### [Goal]
Reproduce the data below with every instance of "Under 44" replaced by "Under 45", leaving everything else unchanged.

### [Material for this exercise]
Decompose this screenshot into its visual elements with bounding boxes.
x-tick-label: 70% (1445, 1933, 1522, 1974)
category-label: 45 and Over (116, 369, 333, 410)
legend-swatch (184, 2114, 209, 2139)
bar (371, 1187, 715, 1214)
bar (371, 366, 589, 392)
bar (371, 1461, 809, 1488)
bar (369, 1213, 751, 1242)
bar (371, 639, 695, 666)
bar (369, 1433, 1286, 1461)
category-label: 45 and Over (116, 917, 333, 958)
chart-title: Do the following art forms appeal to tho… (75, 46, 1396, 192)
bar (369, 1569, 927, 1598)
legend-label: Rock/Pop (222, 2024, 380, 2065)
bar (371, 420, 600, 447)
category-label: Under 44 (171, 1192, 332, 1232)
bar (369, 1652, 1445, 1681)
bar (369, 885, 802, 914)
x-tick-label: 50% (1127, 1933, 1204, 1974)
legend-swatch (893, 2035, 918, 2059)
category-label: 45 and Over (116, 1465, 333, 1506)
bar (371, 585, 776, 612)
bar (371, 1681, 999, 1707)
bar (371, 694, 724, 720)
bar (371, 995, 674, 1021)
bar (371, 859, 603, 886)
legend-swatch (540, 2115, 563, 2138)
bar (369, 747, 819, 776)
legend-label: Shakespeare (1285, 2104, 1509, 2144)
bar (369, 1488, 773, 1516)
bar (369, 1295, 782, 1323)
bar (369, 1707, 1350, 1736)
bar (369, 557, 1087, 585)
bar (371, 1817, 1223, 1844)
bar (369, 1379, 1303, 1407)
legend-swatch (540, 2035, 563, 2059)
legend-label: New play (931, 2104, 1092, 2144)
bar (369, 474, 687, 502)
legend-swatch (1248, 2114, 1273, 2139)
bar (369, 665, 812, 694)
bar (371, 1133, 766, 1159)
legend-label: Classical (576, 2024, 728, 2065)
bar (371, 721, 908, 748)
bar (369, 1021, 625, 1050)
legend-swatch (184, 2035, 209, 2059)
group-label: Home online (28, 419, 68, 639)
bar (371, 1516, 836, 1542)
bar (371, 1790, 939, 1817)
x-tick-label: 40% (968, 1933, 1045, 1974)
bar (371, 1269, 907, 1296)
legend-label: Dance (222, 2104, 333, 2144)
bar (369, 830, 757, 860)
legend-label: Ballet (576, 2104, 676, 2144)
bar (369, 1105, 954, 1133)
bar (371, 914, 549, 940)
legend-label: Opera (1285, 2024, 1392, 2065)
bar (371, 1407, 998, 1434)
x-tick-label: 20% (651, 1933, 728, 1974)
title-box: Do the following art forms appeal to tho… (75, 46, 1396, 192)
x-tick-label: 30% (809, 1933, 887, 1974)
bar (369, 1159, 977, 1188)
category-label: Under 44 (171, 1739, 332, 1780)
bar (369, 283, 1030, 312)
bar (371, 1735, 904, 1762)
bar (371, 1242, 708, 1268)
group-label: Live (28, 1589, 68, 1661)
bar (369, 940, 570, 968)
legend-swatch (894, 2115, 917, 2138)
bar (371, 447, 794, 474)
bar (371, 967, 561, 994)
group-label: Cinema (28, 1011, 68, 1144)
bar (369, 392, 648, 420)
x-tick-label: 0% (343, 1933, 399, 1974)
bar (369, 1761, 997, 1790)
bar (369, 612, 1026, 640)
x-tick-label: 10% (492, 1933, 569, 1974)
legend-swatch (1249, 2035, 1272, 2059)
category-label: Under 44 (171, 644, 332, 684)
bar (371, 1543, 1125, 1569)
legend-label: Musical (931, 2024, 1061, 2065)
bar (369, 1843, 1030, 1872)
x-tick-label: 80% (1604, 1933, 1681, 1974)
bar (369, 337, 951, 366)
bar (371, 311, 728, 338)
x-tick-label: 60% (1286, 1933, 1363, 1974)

### [Exercise output]
Decompose this screenshot into its visual elements with bounding boxes.
x-tick-label: 70% (1445, 1933, 1522, 1974)
category-label: 45 and Over (116, 369, 333, 410)
legend-swatch (184, 2114, 209, 2139)
bar (371, 1187, 715, 1214)
bar (371, 366, 589, 392)
bar (371, 1461, 809, 1488)
bar (369, 1213, 751, 1242)
bar (371, 639, 695, 666)
bar (369, 1433, 1286, 1461)
category-label: 45 and Over (116, 917, 333, 958)
chart-title: Do the following art forms appeal to tho… (75, 46, 1396, 192)
bar (369, 1569, 927, 1598)
legend-label: Rock/Pop (222, 2024, 380, 2065)
bar (371, 420, 600, 447)
category-label: Under 45 (171, 1192, 332, 1232)
bar (369, 1652, 1445, 1681)
bar (369, 885, 802, 914)
x-tick-label: 50% (1127, 1933, 1204, 1974)
legend-swatch (893, 2035, 918, 2059)
category-label: 45 and Over (116, 1465, 333, 1506)
bar (371, 585, 776, 612)
bar (371, 1681, 999, 1707)
bar (371, 694, 724, 720)
bar (371, 995, 674, 1021)
bar (371, 859, 603, 886)
legend-swatch (540, 2115, 563, 2138)
bar (369, 747, 819, 776)
legend-label: Shakespeare (1285, 2104, 1509, 2144)
bar (369, 1488, 773, 1516)
bar (369, 1295, 782, 1323)
bar (369, 1707, 1350, 1736)
bar (369, 557, 1087, 585)
bar (371, 1817, 1223, 1844)
bar (369, 1379, 1303, 1407)
legend-swatch (540, 2035, 563, 2059)
legend-label: New play (931, 2104, 1092, 2144)
bar (369, 474, 687, 502)
legend-swatch (1248, 2114, 1273, 2139)
bar (369, 665, 812, 694)
bar (371, 1133, 766, 1159)
legend-label: Classical (576, 2024, 728, 2065)
bar (371, 721, 908, 748)
bar (369, 1021, 625, 1050)
legend-swatch (184, 2035, 209, 2059)
group-label: Home online (28, 419, 68, 639)
bar (371, 1516, 836, 1542)
bar (371, 1790, 939, 1817)
x-tick-label: 40% (968, 1933, 1045, 1974)
bar (371, 1269, 907, 1296)
legend-label: Dance (222, 2104, 333, 2144)
bar (369, 830, 757, 860)
legend-label: Ballet (576, 2104, 676, 2144)
bar (369, 1105, 954, 1133)
bar (371, 914, 549, 940)
legend-label: Opera (1285, 2024, 1392, 2065)
bar (371, 1407, 998, 1434)
x-tick-label: 20% (651, 1933, 728, 1974)
title-box: Do the following art forms appeal to tho… (75, 46, 1396, 192)
x-tick-label: 30% (809, 1933, 887, 1974)
bar (369, 1159, 977, 1188)
category-label: Under 45 (171, 1739, 332, 1780)
bar (369, 283, 1030, 312)
bar (371, 1735, 904, 1762)
bar (371, 1242, 708, 1268)
group-label: Live (28, 1589, 68, 1661)
bar (369, 940, 570, 968)
legend-swatch (894, 2115, 917, 2138)
bar (371, 447, 794, 474)
bar (371, 967, 561, 994)
group-label: Cinema (28, 1011, 68, 1144)
bar (369, 392, 648, 420)
x-tick-label: 0% (343, 1933, 399, 1974)
bar (369, 1761, 997, 1790)
bar (369, 612, 1026, 640)
x-tick-label: 10% (492, 1933, 569, 1974)
legend-swatch (1249, 2035, 1272, 2059)
category-label: Under 45 (171, 644, 332, 684)
bar (371, 1543, 1125, 1569)
legend-label: Musical (931, 2024, 1061, 2065)
bar (369, 1843, 1030, 1872)
x-tick-label: 80% (1604, 1933, 1681, 1974)
bar (369, 337, 951, 366)
bar (371, 311, 728, 338)
x-tick-label: 60% (1286, 1933, 1363, 1974)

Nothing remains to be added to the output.